__DATA TO PROCESS__
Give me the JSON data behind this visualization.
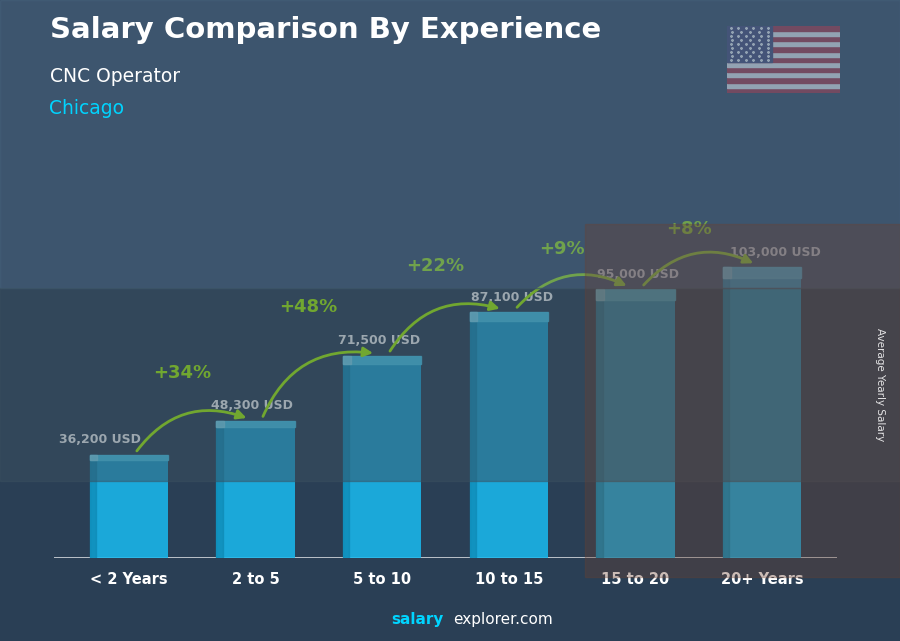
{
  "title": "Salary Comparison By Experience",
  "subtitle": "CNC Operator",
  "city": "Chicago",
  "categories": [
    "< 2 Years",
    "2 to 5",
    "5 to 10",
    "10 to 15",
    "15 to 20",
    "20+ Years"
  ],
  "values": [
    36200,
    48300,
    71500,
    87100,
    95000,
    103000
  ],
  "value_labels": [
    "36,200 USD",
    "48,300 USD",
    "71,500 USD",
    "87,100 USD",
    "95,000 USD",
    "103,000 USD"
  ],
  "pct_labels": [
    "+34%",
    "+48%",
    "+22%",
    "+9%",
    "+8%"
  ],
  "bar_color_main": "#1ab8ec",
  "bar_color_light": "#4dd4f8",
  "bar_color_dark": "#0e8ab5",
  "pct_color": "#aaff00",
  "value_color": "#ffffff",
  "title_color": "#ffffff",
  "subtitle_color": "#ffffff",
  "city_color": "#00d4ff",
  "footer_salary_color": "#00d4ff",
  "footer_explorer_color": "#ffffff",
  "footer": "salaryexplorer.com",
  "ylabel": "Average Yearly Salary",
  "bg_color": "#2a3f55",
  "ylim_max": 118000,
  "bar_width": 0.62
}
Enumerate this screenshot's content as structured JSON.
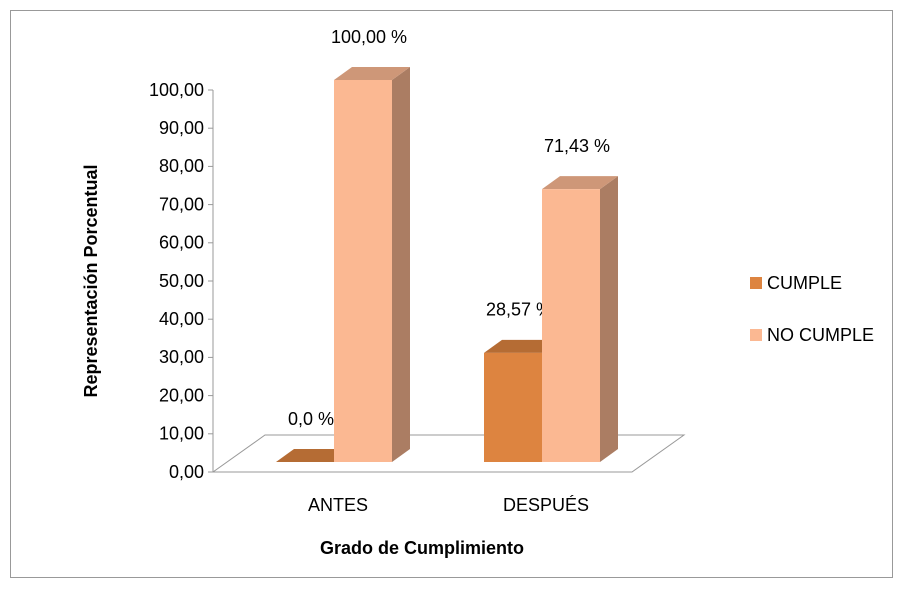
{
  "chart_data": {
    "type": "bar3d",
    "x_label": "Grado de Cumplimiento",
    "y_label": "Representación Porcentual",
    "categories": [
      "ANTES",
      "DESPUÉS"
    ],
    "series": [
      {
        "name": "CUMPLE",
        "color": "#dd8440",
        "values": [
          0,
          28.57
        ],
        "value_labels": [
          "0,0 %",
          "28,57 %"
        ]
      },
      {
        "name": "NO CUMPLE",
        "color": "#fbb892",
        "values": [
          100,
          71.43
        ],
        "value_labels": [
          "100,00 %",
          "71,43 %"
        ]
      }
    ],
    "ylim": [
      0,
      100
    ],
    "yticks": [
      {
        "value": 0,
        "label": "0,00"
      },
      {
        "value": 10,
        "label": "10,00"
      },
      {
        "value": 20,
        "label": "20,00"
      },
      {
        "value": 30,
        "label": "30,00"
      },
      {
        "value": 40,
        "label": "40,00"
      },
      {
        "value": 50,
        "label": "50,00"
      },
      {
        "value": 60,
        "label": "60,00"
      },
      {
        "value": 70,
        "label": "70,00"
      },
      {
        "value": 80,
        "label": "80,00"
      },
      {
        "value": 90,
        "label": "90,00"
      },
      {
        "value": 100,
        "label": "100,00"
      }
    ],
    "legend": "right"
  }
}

__TASK OBJECTIVE__
Find the lines of the material that hold the word "ffffff" and report their count alone.

__EXERCISE RESULT__
4